# Start of STORED ROWS

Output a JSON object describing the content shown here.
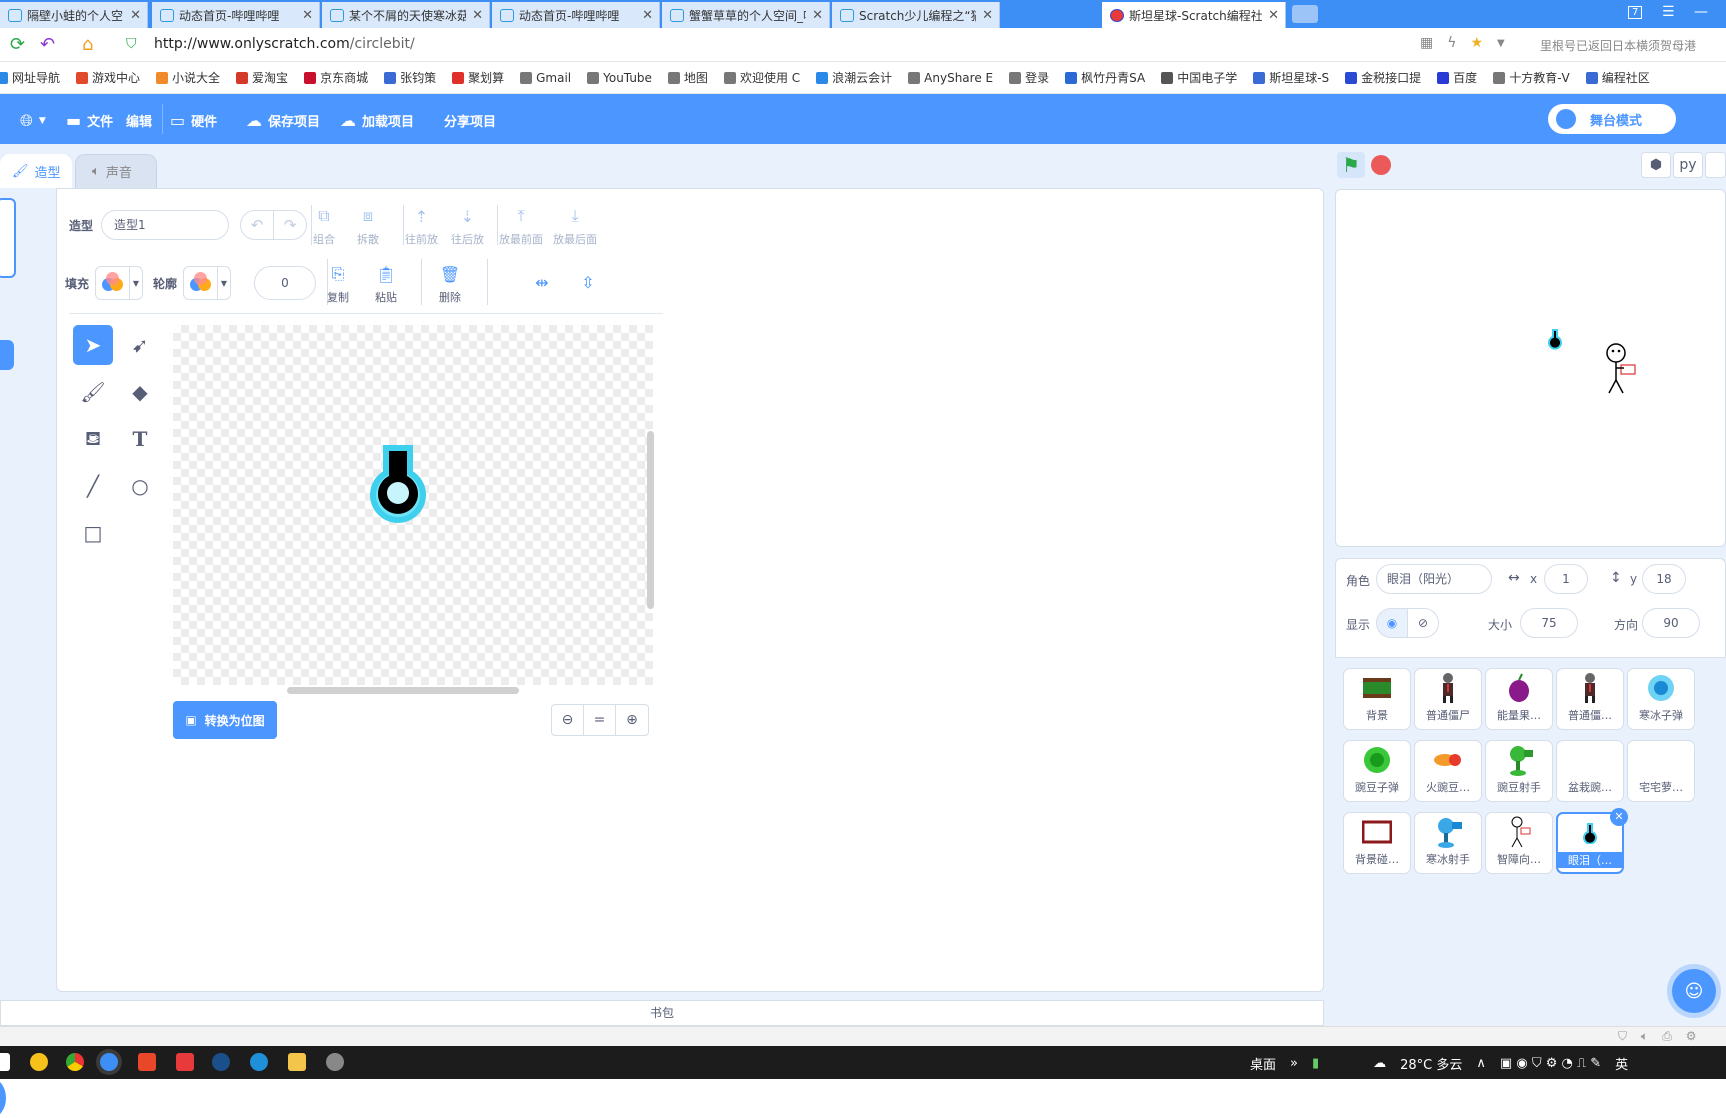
{
  "browser": {
    "tabs": [
      {
        "label": "隔壁小蛙的个人空间_哔"
      },
      {
        "label": "动态首页-哔哩哔哩"
      },
      {
        "label": "某个不屑的天使寒冰菇的"
      },
      {
        "label": "动态首页-哔哩哔哩"
      },
      {
        "label": "蟹蟹草草的个人空间_哔"
      },
      {
        "label": "Scratch少儿编程之“猫"
      },
      {
        "label": "斯坦星球-Scratch编程社"
      }
    ],
    "tab_count_badge": "7",
    "url_host": "http://www.onlyscratch.com",
    "url_path": "/circlebit/",
    "address_hint": "里根号已返回日本横须贺母港",
    "bookmarks": [
      {
        "label": "网址导航",
        "color": "#2a88e6"
      },
      {
        "label": "游戏中心",
        "color": "#e04a2a"
      },
      {
        "label": "小说大全",
        "color": "#f08a2a"
      },
      {
        "label": "爱淘宝",
        "color": "#d43a2a"
      },
      {
        "label": "京东商城",
        "color": "#c8102e"
      },
      {
        "label": "张钧策",
        "color": "#3a6ad4"
      },
      {
        "label": "聚划算",
        "color": "#e0302a"
      },
      {
        "label": "Gmail",
        "color": "#777777"
      },
      {
        "label": "YouTube",
        "color": "#777777"
      },
      {
        "label": "地图",
        "color": "#777777"
      },
      {
        "label": "欢迎使用 C",
        "color": "#777777"
      },
      {
        "label": "浪潮云会计",
        "color": "#2a88e6"
      },
      {
        "label": "AnyShare E",
        "color": "#777777"
      },
      {
        "label": "登录",
        "color": "#777777"
      },
      {
        "label": "枫竹丹青SA",
        "color": "#2a6ad4"
      },
      {
        "label": "中国电子学",
        "color": "#555555"
      },
      {
        "label": "斯坦星球-S",
        "color": "#3a6ad4"
      },
      {
        "label": "金税接口提",
        "color": "#2a4ad4"
      },
      {
        "label": "百度",
        "color": "#2a3ad4"
      },
      {
        "label": "十方教育-V",
        "color": "#777777"
      },
      {
        "label": "编程社区",
        "color": "#3a6ad4"
      }
    ]
  },
  "menubar": {
    "file": "文件",
    "edit": "编辑",
    "hardware": "硬件",
    "save": "保存项目",
    "load": "加载项目",
    "share": "分享项目",
    "stage_mode": "舞台模式",
    "accent": "#4c97ff"
  },
  "editor_tabs": {
    "costume": "造型",
    "sound": "声音"
  },
  "paint": {
    "costume_label": "造型",
    "costume_name": "造型1",
    "group": "组合",
    "ungroup": "拆散",
    "forward": "往前放",
    "backward": "往后放",
    "front": "放最前面",
    "back": "放最后面",
    "fill_label": "填充",
    "outline_label": "轮廓",
    "outline_width": "0",
    "copy": "复制",
    "paste": "粘贴",
    "delete": "删除",
    "convert_bitmap": "转换为位图",
    "zoom_reset": "="
  },
  "backpack": "书包",
  "stage": {
    "python_label": "py"
  },
  "sprite_info": {
    "sprite_label": "角色",
    "sprite_name": "眼泪（阳光）",
    "x_label": "x",
    "x": "1",
    "y_label": "y",
    "y": "18",
    "show_label": "显示",
    "size_label": "大小",
    "size": "75",
    "direction_label": "方向",
    "direction": "90"
  },
  "sprites": [
    {
      "name": "背景",
      "icon": "grass"
    },
    {
      "name": "普通僵尸",
      "icon": "zombie"
    },
    {
      "name": "能量果…",
      "icon": "berry"
    },
    {
      "name": "普通僵…",
      "icon": "zombie"
    },
    {
      "name": "寒冰子弹",
      "icon": "icepea"
    },
    {
      "name": "豌豆子弹",
      "icon": "pea"
    },
    {
      "name": "火豌豆…",
      "icon": "firepea"
    },
    {
      "name": "豌豆射手",
      "icon": "peashooter"
    },
    {
      "name": "盆栽豌…",
      "icon": "blank"
    },
    {
      "name": "宅宅萝…",
      "icon": "blank"
    },
    {
      "name": "背景碰…",
      "icon": "frame"
    },
    {
      "name": "寒冰射手",
      "icon": "snowpea"
    },
    {
      "name": "智障向…",
      "icon": "stick"
    },
    {
      "name": "眼泪（…",
      "icon": "flask",
      "selected": true
    }
  ],
  "taskbar": {
    "desktop": "桌面",
    "weather": "28°C 多云",
    "ime": "英"
  }
}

# End of STORED ROWS

## SHORT TASK
Copy the material above exactly and drop the pictures.

## FULL OUTPUT
Output a JSON object describing the content shown here.
{
  "browser": {
    "tabs": [
      {
        "label": "隔壁小蛙的个人空间_哔"
      },
      {
        "label": "动态首页-哔哩哔哩"
      },
      {
        "label": "某个不屑的天使寒冰菇的"
      },
      {
        "label": "动态首页-哔哩哔哩"
      },
      {
        "label": "蟹蟹草草的个人空间_哔"
      },
      {
        "label": "Scratch少儿编程之“猫"
      },
      {
        "label": "斯坦星球-Scratch编程社"
      }
    ],
    "tab_count_badge": "7",
    "url_host": "http://www.onlyscratch.com",
    "url_path": "/circlebit/",
    "address_hint": "里根号已返回日本横须贺母港",
    "bookmarks": [
      {
        "label": "网址导航",
        "color": "#2a88e6"
      },
      {
        "label": "游戏中心",
        "color": "#e04a2a"
      },
      {
        "label": "小说大全",
        "color": "#f08a2a"
      },
      {
        "label": "爱淘宝",
        "color": "#d43a2a"
      },
      {
        "label": "京东商城",
        "color": "#c8102e"
      },
      {
        "label": "张钧策",
        "color": "#3a6ad4"
      },
      {
        "label": "聚划算",
        "color": "#e0302a"
      },
      {
        "label": "Gmail",
        "color": "#777777"
      },
      {
        "label": "YouTube",
        "color": "#777777"
      },
      {
        "label": "地图",
        "color": "#777777"
      },
      {
        "label": "欢迎使用 C",
        "color": "#777777"
      },
      {
        "label": "浪潮云会计",
        "color": "#2a88e6"
      },
      {
        "label": "AnyShare E",
        "color": "#777777"
      },
      {
        "label": "登录",
        "color": "#777777"
      },
      {
        "label": "枫竹丹青SA",
        "color": "#2a6ad4"
      },
      {
        "label": "中国电子学",
        "color": "#555555"
      },
      {
        "label": "斯坦星球-S",
        "color": "#3a6ad4"
      },
      {
        "label": "金税接口提",
        "color": "#2a4ad4"
      },
      {
        "label": "百度",
        "color": "#2a3ad4"
      },
      {
        "label": "十方教育-V",
        "color": "#777777"
      },
      {
        "label": "编程社区",
        "color": "#3a6ad4"
      }
    ]
  },
  "menubar": {
    "file": "文件",
    "edit": "编辑",
    "hardware": "硬件",
    "save": "保存项目",
    "load": "加载项目",
    "share": "分享项目",
    "stage_mode": "舞台模式",
    "accent": "#4c97ff"
  },
  "editor_tabs": {
    "costume": "造型",
    "sound": "声音"
  },
  "paint": {
    "costume_label": "造型",
    "costume_name": "造型1",
    "group": "组合",
    "ungroup": "拆散",
    "forward": "往前放",
    "backward": "往后放",
    "front": "放最前面",
    "back": "放最后面",
    "fill_label": "填充",
    "outline_label": "轮廓",
    "outline_width": "0",
    "copy": "复制",
    "paste": "粘贴",
    "delete": "删除",
    "convert_bitmap": "转换为位图",
    "zoom_reset": "="
  },
  "backpack": "书包",
  "stage": {
    "python_label": "py"
  },
  "sprite_info": {
    "sprite_label": "角色",
    "sprite_name": "眼泪（阳光）",
    "x_label": "x",
    "x": "1",
    "y_label": "y",
    "y": "18",
    "show_label": "显示",
    "size_label": "大小",
    "size": "75",
    "direction_label": "方向",
    "direction": "90"
  },
  "sprites": [
    {
      "name": "背景",
      "icon": "grass"
    },
    {
      "name": "普通僵尸",
      "icon": "zombie"
    },
    {
      "name": "能量果…",
      "icon": "berry"
    },
    {
      "name": "普通僵…",
      "icon": "zombie"
    },
    {
      "name": "寒冰子弹",
      "icon": "icepea"
    },
    {
      "name": "豌豆子弹",
      "icon": "pea"
    },
    {
      "name": "火豌豆…",
      "icon": "firepea"
    },
    {
      "name": "豌豆射手",
      "icon": "peashooter"
    },
    {
      "name": "盆栽豌…",
      "icon": "blank"
    },
    {
      "name": "宅宅萝…",
      "icon": "blank"
    },
    {
      "name": "背景碰…",
      "icon": "frame"
    },
    {
      "name": "寒冰射手",
      "icon": "snowpea"
    },
    {
      "name": "智障向…",
      "icon": "stick"
    },
    {
      "name": "眼泪（…",
      "icon": "flask",
      "selected": true
    }
  ],
  "taskbar": {
    "desktop": "桌面",
    "weather": "28°C 多云",
    "ime": "英"
  }
}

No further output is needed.